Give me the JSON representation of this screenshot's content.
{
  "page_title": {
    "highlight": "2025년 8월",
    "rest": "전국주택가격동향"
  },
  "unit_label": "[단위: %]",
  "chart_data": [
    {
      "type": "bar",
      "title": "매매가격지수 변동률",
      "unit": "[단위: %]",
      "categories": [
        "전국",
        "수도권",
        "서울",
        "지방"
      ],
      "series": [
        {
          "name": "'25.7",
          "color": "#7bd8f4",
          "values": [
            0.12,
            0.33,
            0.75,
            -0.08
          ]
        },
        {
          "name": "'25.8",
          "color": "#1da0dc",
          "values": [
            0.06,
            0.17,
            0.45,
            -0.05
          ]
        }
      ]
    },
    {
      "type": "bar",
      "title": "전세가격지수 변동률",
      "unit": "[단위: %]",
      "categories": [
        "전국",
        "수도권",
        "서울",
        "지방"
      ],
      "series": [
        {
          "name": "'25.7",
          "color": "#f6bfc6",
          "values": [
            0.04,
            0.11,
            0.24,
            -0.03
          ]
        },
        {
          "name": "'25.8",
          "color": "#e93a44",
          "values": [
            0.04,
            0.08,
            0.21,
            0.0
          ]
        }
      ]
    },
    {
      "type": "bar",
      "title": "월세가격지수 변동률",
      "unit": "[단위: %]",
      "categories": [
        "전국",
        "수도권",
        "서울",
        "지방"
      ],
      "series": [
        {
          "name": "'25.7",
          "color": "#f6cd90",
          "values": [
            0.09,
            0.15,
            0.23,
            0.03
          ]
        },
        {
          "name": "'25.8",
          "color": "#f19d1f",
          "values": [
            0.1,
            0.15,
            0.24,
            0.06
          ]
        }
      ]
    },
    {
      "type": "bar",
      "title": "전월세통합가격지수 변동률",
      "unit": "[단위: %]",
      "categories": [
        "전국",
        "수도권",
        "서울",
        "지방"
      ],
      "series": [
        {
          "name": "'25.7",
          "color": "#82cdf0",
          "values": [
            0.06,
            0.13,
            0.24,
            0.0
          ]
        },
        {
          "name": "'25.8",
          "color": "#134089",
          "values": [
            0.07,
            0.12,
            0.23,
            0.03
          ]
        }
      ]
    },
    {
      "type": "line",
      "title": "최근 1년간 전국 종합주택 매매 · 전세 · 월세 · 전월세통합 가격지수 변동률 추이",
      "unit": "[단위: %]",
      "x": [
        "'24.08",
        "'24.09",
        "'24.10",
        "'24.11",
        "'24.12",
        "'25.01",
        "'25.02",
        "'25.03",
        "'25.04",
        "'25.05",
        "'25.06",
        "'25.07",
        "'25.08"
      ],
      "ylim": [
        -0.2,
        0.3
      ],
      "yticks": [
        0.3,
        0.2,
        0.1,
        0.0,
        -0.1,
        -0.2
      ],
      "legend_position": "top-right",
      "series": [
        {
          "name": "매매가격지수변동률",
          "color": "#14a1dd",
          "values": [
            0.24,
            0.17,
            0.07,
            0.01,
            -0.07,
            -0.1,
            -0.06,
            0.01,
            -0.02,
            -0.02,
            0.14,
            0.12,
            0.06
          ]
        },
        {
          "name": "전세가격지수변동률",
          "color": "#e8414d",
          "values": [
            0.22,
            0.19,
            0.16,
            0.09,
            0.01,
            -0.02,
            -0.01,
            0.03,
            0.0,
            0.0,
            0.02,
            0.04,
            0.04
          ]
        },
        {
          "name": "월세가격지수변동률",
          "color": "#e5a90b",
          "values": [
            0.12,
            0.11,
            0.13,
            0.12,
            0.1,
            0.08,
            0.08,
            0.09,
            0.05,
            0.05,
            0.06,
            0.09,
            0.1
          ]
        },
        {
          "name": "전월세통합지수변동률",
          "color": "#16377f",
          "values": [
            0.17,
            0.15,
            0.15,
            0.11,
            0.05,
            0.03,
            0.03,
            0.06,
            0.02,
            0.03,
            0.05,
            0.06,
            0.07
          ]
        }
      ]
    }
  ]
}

○ ○ ○ ○ ○ ○ ○

Every entry in the listing must be retyped exactly.

■ Reply to the exercise ■
Give me the JSON representation of this screenshot's content.
{
  "page_title": {
    "highlight": "2025년 8월",
    "rest": "전국주택가격동향"
  },
  "unit_label": "[단위: %]",
  "chart_data": [
    {
      "type": "bar",
      "title": "매매가격지수 변동률",
      "unit": "[단위: %]",
      "categories": [
        "전국",
        "수도권",
        "서울",
        "지방"
      ],
      "series": [
        {
          "name": "'25.7",
          "color": "#7bd8f4",
          "values": [
            0.12,
            0.33,
            0.75,
            -0.08
          ]
        },
        {
          "name": "'25.8",
          "color": "#1da0dc",
          "values": [
            0.06,
            0.17,
            0.45,
            -0.05
          ]
        }
      ]
    },
    {
      "type": "bar",
      "title": "전세가격지수 변동률",
      "unit": "[단위: %]",
      "categories": [
        "전국",
        "수도권",
        "서울",
        "지방"
      ],
      "series": [
        {
          "name": "'25.7",
          "color": "#f6bfc6",
          "values": [
            0.04,
            0.11,
            0.24,
            -0.03
          ]
        },
        {
          "name": "'25.8",
          "color": "#e93a44",
          "values": [
            0.04,
            0.08,
            0.21,
            0.0
          ]
        }
      ]
    },
    {
      "type": "bar",
      "title": "월세가격지수 변동률",
      "unit": "[단위: %]",
      "categories": [
        "전국",
        "수도권",
        "서울",
        "지방"
      ],
      "series": [
        {
          "name": "'25.7",
          "color": "#f6cd90",
          "values": [
            0.09,
            0.15,
            0.23,
            0.03
          ]
        },
        {
          "name": "'25.8",
          "color": "#f19d1f",
          "values": [
            0.1,
            0.15,
            0.24,
            0.06
          ]
        }
      ]
    },
    {
      "type": "bar",
      "title": "전월세통합가격지수 변동률",
      "unit": "[단위: %]",
      "categories": [
        "전국",
        "수도권",
        "서울",
        "지방"
      ],
      "series": [
        {
          "name": "'25.7",
          "color": "#82cdf0",
          "values": [
            0.06,
            0.13,
            0.24,
            0.0
          ]
        },
        {
          "name": "'25.8",
          "color": "#134089",
          "values": [
            0.07,
            0.12,
            0.23,
            0.03
          ]
        }
      ]
    },
    {
      "type": "line",
      "title": "최근 1년간 전국 종합주택 매매 · 전세 · 월세 · 전월세통합 가격지수 변동률 추이",
      "unit": "[단위: %]",
      "x": [
        "'24.08",
        "'24.09",
        "'24.10",
        "'24.11",
        "'24.12",
        "'25.01",
        "'25.02",
        "'25.03",
        "'25.04",
        "'25.05",
        "'25.06",
        "'25.07",
        "'25.08"
      ],
      "ylim": [
        -0.2,
        0.3
      ],
      "yticks": [
        0.3,
        0.2,
        0.1,
        0.0,
        -0.1,
        -0.2
      ],
      "legend_position": "top-right",
      "series": [
        {
          "name": "매매가격지수변동률",
          "color": "#14a1dd",
          "values": [
            0.24,
            0.17,
            0.07,
            0.01,
            -0.07,
            -0.1,
            -0.06,
            0.01,
            -0.02,
            -0.02,
            0.14,
            0.12,
            0.06
          ]
        },
        {
          "name": "전세가격지수변동률",
          "color": "#e8414d",
          "values": [
            0.22,
            0.19,
            0.16,
            0.09,
            0.01,
            -0.02,
            -0.01,
            0.03,
            0.0,
            0.0,
            0.02,
            0.04,
            0.04
          ]
        },
        {
          "name": "월세가격지수변동률",
          "color": "#e5a90b",
          "values": [
            0.12,
            0.11,
            0.13,
            0.12,
            0.1,
            0.08,
            0.08,
            0.09,
            0.05,
            0.05,
            0.06,
            0.09,
            0.1
          ]
        },
        {
          "name": "전월세통합지수변동률",
          "color": "#16377f",
          "values": [
            0.17,
            0.15,
            0.15,
            0.11,
            0.05,
            0.03,
            0.03,
            0.06,
            0.02,
            0.03,
            0.05,
            0.06,
            0.07
          ]
        }
      ]
    }
  ]
}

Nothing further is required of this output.